Os amigos de infância e o casal jovem, retratados no livro e na música, respectivamente, rompem com uma noção tradicional, agem e interagem como uma ode à diferença e recrutam as dissoluções de posições estereotipadas de gênero. No fragmento da canção, o reforço: “E mesmo com tudo diferente, veio mesmo, de repente, uma vontade de se ver. E os dois se encontravam todo dia, e a vontade crescia como tinha de ser.”.
Em busca de espaços educativos como os propostos por Pedro, Eduardo, Tina e Mônica
A escolarização, o disciplinamento do corpo e a produção de uma feminilidade e uma masculinidade pela escola acontecem muitas vezes de forma sutil, mas muito eficiente. Indica-se em geral o esforço para que prevaleça o pensamento único, com um caminho e uma resposta. O que porventura for experimentado na alternância logo será questionado, senão esquecido. Meninos jogam, meninas brincam de casinha; meninos correm, meninas não se sujam; homens enfrentam-se em caso de conflito, mulheres choram. O que vier no contraponto chama a atenção.

== Listagem ==
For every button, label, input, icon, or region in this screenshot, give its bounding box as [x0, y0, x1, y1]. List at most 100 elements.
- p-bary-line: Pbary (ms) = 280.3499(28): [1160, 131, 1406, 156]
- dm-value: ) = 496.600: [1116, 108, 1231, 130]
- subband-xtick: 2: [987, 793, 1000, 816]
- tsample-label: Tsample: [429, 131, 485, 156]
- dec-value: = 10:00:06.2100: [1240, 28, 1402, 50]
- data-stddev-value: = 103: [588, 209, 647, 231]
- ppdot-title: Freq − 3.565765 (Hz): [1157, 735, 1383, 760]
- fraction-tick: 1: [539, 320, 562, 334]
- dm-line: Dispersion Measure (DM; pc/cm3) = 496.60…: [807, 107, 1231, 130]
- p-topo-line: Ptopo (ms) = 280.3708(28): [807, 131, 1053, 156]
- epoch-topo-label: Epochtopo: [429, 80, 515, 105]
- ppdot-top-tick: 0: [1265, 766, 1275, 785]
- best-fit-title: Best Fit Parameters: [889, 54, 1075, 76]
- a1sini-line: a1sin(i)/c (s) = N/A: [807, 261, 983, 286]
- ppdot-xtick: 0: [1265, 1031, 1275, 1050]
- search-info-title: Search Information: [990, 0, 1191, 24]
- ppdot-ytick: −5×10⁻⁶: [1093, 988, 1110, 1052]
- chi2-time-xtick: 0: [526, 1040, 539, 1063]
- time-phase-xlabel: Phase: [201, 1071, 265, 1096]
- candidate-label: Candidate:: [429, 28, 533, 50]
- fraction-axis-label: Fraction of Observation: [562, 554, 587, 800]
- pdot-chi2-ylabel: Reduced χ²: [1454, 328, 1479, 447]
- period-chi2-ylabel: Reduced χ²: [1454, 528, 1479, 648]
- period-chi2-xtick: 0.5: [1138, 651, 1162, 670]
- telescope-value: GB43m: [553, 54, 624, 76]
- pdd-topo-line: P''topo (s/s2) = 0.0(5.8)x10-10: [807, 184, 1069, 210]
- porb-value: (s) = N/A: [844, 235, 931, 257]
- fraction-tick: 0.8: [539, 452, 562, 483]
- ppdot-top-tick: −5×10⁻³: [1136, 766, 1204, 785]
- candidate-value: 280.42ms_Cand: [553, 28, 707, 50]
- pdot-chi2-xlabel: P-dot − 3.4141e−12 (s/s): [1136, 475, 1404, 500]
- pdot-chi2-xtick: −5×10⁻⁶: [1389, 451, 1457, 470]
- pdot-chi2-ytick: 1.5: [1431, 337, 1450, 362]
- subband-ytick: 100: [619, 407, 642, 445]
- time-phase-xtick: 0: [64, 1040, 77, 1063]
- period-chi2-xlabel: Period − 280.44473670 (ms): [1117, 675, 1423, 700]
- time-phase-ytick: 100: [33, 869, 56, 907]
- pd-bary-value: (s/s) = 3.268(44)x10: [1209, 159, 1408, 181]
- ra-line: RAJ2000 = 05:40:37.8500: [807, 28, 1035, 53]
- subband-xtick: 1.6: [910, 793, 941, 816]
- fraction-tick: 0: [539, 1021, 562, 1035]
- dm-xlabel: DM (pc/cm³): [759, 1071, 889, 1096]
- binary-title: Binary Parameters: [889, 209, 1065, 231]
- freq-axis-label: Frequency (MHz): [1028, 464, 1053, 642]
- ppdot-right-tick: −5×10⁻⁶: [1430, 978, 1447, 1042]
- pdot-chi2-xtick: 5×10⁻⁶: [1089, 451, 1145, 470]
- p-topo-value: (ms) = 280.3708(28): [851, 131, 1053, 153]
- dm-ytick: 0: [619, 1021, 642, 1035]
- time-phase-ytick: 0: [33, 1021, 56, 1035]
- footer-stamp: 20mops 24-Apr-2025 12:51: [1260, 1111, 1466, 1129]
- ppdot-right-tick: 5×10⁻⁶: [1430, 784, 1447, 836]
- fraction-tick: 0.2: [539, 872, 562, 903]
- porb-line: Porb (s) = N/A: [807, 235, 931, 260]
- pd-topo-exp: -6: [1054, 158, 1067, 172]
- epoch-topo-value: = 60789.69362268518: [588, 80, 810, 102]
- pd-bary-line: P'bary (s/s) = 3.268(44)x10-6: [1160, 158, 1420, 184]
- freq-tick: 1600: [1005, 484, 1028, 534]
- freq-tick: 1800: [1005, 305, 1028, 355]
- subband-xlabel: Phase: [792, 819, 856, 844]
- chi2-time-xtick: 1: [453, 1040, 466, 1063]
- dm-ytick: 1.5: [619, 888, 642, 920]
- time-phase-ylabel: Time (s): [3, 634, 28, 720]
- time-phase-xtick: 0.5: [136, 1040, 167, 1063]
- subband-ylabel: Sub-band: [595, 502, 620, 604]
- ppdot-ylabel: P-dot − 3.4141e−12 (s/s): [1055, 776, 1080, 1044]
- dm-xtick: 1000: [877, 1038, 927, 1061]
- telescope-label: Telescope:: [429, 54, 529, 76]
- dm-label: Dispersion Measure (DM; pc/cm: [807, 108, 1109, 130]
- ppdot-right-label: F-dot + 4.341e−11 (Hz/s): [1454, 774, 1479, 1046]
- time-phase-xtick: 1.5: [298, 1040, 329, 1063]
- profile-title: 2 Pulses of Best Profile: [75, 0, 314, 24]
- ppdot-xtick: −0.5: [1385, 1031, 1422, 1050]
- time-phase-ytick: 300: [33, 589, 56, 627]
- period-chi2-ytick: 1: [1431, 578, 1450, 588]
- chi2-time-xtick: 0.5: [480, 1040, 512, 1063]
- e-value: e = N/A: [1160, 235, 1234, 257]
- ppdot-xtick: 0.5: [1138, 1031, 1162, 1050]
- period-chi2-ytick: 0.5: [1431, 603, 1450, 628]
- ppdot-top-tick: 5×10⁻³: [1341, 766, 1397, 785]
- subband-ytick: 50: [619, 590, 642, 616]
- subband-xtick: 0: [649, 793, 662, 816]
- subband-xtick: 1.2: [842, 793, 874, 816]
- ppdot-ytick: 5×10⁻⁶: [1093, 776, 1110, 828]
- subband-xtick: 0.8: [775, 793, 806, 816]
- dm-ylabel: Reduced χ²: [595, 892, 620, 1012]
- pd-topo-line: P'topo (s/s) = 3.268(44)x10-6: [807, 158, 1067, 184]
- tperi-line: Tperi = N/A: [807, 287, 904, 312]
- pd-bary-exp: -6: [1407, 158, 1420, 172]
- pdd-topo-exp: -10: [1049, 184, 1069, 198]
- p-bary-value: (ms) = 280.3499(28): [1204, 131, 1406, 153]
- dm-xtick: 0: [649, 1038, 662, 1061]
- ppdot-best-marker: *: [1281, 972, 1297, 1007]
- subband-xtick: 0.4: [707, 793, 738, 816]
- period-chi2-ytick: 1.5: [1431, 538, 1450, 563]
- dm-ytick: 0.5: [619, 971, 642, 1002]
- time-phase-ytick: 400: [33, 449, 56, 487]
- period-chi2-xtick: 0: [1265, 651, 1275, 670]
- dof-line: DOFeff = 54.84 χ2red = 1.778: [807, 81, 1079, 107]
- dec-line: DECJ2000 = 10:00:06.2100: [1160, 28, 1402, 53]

== Tarefas a realizar ==
(a) Segundo o trecho selecionado, o que fazem os meninos enquanto as meninas brincam de casinha?
(b) Traduza para o inglês esta frase do trecho selecionado: "Indica-se em geral o esforço para que prevaleça o pensamento único, com um caminho e uma resposta."

== Respostas do exercício ==
(a) Os meninos jogam.

(b) In general, the effort is to make a single way of thinking prevail, with one path and one answer.